SET TASK:
How many lines in the records below hold the string "батареи"? Please answer with the number and nothing more.

THE RECORDS:
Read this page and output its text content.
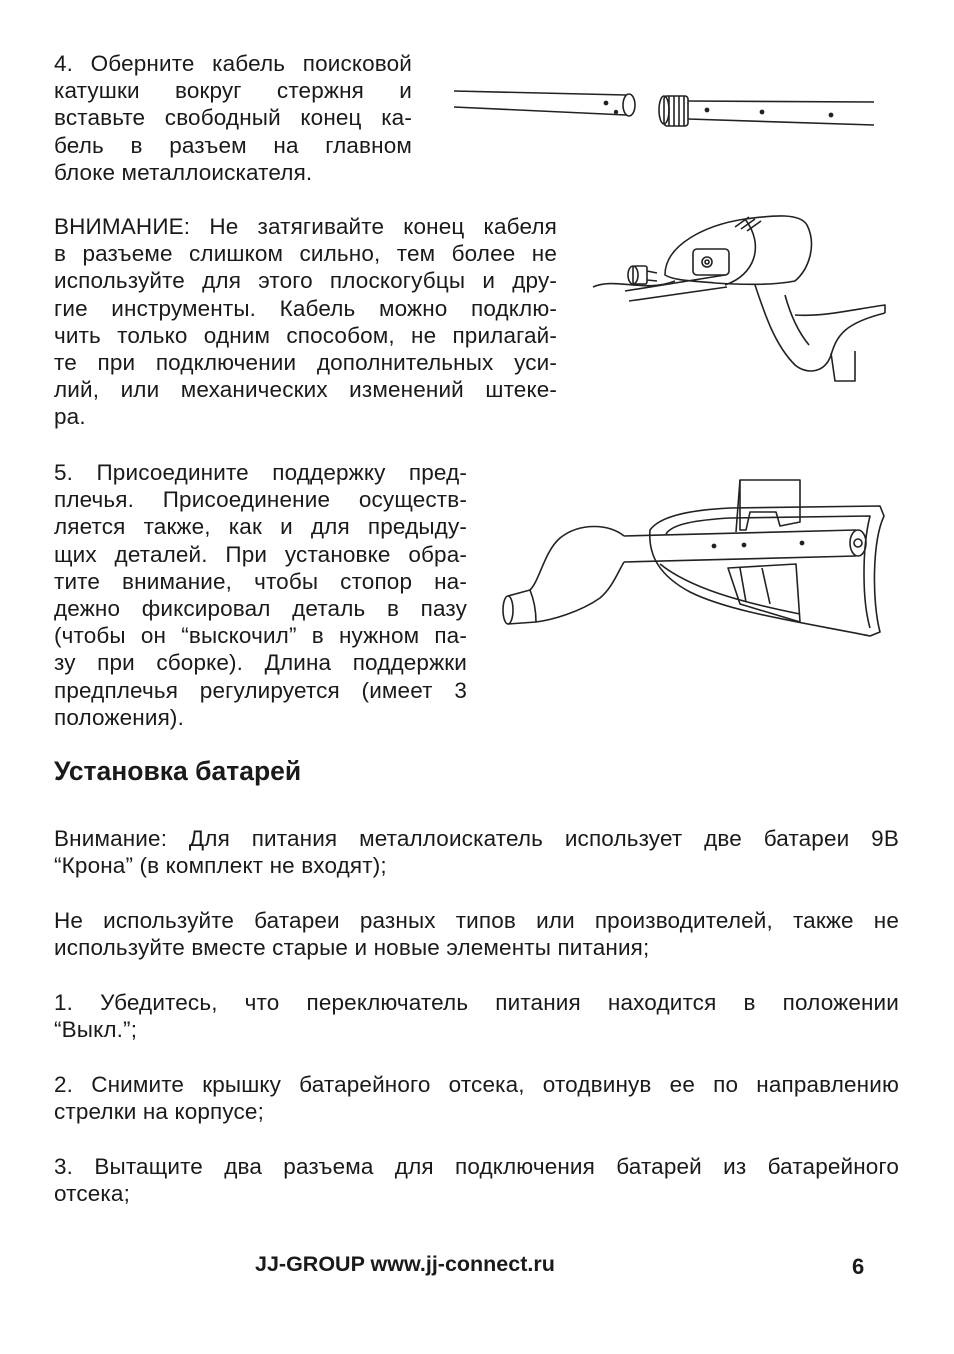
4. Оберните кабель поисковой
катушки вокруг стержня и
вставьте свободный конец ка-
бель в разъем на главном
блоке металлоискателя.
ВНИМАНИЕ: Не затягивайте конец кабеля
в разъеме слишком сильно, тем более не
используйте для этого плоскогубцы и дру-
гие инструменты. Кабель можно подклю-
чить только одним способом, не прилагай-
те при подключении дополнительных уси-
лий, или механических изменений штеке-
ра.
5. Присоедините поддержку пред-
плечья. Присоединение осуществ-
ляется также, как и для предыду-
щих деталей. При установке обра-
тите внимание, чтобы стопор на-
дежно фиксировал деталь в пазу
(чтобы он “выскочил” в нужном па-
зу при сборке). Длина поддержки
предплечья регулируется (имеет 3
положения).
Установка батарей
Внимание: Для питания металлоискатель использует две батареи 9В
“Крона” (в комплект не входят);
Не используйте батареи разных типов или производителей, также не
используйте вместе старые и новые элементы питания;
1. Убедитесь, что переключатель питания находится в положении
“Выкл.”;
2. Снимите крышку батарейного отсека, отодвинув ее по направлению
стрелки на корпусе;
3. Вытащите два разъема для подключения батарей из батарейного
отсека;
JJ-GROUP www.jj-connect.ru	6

==

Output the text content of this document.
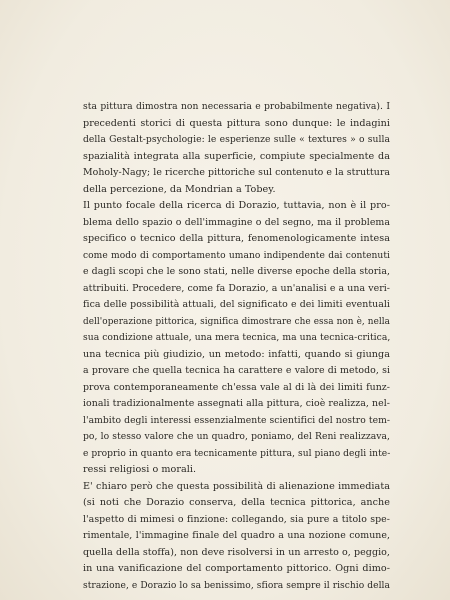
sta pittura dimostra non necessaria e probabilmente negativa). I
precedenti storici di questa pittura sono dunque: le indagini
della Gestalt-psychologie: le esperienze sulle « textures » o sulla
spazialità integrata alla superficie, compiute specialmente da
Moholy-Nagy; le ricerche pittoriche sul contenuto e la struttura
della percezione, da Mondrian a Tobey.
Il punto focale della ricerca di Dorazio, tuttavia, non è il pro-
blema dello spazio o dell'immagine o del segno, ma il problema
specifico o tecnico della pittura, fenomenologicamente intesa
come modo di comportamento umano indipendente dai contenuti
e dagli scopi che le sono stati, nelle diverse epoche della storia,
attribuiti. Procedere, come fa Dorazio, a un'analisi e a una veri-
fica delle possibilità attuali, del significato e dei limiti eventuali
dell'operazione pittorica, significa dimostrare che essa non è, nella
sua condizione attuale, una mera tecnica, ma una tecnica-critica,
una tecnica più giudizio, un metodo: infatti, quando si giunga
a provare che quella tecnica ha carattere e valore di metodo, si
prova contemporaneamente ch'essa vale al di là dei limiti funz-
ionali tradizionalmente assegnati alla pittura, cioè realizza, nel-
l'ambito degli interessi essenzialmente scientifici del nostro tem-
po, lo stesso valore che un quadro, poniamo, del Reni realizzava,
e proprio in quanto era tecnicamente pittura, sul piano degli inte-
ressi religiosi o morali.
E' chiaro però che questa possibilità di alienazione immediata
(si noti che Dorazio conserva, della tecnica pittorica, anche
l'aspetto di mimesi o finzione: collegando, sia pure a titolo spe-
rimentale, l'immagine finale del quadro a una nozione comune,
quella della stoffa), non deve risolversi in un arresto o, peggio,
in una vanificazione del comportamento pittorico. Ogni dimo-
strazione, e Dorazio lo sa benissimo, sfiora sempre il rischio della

ANSWER TO THIS EXERCISE:
2